start
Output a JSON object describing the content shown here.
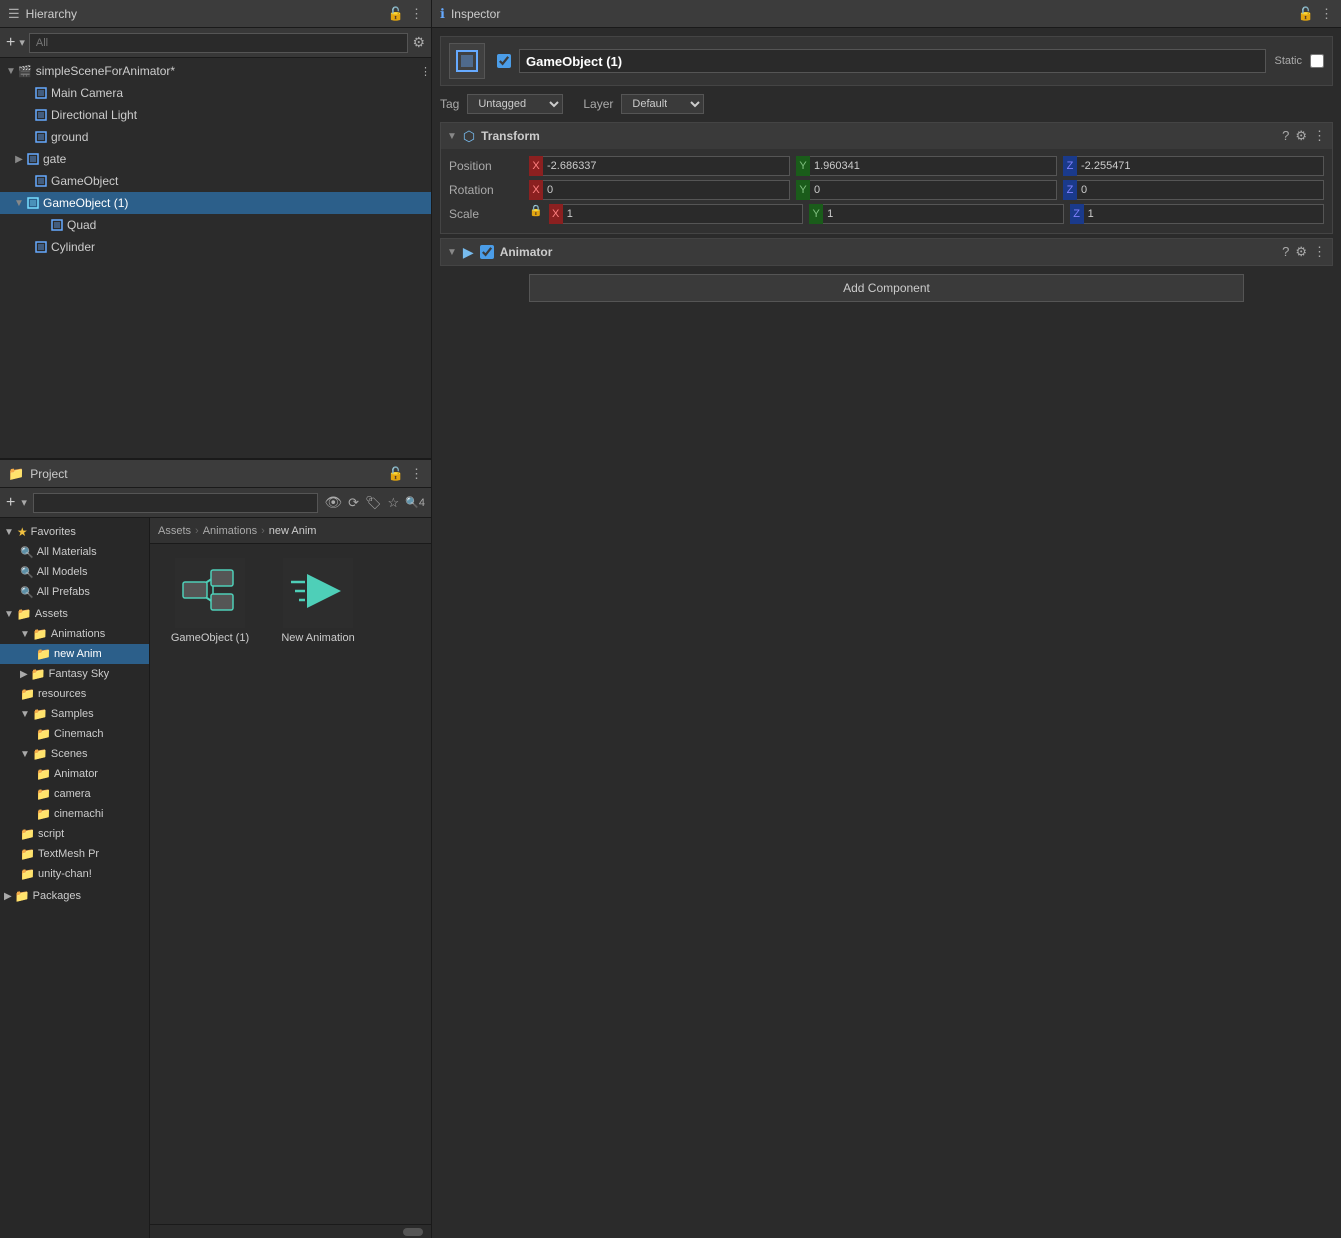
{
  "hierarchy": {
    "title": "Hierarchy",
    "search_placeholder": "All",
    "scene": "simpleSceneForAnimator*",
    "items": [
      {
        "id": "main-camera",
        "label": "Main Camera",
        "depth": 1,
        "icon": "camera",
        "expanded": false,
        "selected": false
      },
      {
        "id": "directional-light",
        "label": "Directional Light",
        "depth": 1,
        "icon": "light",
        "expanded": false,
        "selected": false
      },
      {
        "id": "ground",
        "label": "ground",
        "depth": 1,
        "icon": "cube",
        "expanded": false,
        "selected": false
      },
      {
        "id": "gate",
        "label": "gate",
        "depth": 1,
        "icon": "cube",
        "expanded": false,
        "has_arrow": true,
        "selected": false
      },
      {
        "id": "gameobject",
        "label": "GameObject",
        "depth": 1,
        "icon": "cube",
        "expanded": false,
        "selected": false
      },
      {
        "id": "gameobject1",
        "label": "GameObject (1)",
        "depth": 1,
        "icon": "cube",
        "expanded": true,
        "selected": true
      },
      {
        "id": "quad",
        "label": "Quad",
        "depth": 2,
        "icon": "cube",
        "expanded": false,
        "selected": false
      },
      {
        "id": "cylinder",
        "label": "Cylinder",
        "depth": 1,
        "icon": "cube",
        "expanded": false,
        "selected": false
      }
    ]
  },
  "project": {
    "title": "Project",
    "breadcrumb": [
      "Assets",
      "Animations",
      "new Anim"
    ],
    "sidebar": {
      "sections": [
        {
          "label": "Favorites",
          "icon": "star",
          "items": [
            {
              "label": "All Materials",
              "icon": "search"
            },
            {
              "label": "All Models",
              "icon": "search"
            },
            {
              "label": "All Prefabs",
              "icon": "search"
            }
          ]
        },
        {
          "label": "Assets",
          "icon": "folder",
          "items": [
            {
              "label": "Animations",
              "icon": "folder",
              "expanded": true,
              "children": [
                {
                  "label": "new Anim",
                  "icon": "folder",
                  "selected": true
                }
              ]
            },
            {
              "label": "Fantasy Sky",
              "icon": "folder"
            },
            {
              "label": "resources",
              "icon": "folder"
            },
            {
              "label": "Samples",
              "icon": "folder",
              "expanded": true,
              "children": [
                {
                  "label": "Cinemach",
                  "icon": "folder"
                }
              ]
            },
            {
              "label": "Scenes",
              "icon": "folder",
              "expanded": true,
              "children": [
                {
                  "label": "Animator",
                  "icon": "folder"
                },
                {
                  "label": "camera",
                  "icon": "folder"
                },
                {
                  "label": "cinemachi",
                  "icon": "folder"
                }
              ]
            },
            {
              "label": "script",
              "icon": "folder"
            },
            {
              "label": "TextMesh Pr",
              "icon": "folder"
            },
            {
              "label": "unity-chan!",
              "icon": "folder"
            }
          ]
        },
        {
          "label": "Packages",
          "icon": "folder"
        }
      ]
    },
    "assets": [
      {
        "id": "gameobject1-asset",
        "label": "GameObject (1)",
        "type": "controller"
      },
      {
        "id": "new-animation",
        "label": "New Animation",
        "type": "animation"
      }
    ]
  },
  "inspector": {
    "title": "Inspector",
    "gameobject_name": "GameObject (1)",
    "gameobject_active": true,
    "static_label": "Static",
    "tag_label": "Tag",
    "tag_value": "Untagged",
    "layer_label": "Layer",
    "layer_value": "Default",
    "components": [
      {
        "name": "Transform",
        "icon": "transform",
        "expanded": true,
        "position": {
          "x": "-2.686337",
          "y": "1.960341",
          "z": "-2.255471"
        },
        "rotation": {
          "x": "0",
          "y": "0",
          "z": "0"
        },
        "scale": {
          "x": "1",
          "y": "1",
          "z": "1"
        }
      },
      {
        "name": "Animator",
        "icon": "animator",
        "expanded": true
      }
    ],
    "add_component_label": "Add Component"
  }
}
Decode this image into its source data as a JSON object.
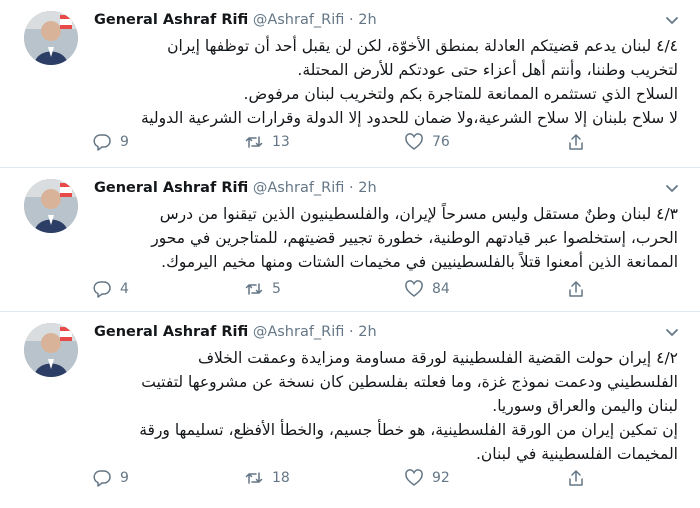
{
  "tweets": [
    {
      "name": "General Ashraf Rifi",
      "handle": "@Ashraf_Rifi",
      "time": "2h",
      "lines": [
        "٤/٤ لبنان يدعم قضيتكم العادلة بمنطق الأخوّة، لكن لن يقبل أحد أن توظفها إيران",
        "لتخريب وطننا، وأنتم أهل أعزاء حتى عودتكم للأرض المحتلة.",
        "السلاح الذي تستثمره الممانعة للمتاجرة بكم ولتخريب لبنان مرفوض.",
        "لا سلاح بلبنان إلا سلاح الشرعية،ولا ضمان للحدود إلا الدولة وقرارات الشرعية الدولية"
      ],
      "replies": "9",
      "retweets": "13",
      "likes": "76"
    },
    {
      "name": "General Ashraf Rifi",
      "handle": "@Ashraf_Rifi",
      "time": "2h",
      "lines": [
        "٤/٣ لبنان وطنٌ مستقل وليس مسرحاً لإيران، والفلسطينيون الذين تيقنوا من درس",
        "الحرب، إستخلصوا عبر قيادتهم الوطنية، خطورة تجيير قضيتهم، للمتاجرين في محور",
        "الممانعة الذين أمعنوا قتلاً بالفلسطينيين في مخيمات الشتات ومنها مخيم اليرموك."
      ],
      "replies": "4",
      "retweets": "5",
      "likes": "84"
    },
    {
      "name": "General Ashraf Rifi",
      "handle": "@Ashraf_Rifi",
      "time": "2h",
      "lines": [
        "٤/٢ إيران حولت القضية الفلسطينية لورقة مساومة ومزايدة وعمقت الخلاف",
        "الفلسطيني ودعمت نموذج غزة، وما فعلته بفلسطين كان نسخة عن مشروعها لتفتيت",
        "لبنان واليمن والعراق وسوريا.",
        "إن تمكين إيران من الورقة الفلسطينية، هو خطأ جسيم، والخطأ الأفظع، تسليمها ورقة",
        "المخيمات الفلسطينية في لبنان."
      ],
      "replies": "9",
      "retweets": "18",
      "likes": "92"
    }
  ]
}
end
### PROBLEM DESCRIPTION
Show the lines where the word "الذين" appears in the entries.

### OUTPUT
        "٤/٣ لبنان وطنٌ مستقل وليس مسرحاً لإيران، والفلسطينيون الذين تيقنوا من درس",
        "الممانعة الذين أمعنوا قتلاً بالفلسطينيين في مخيمات الشتات ومنها مخيم اليرموك."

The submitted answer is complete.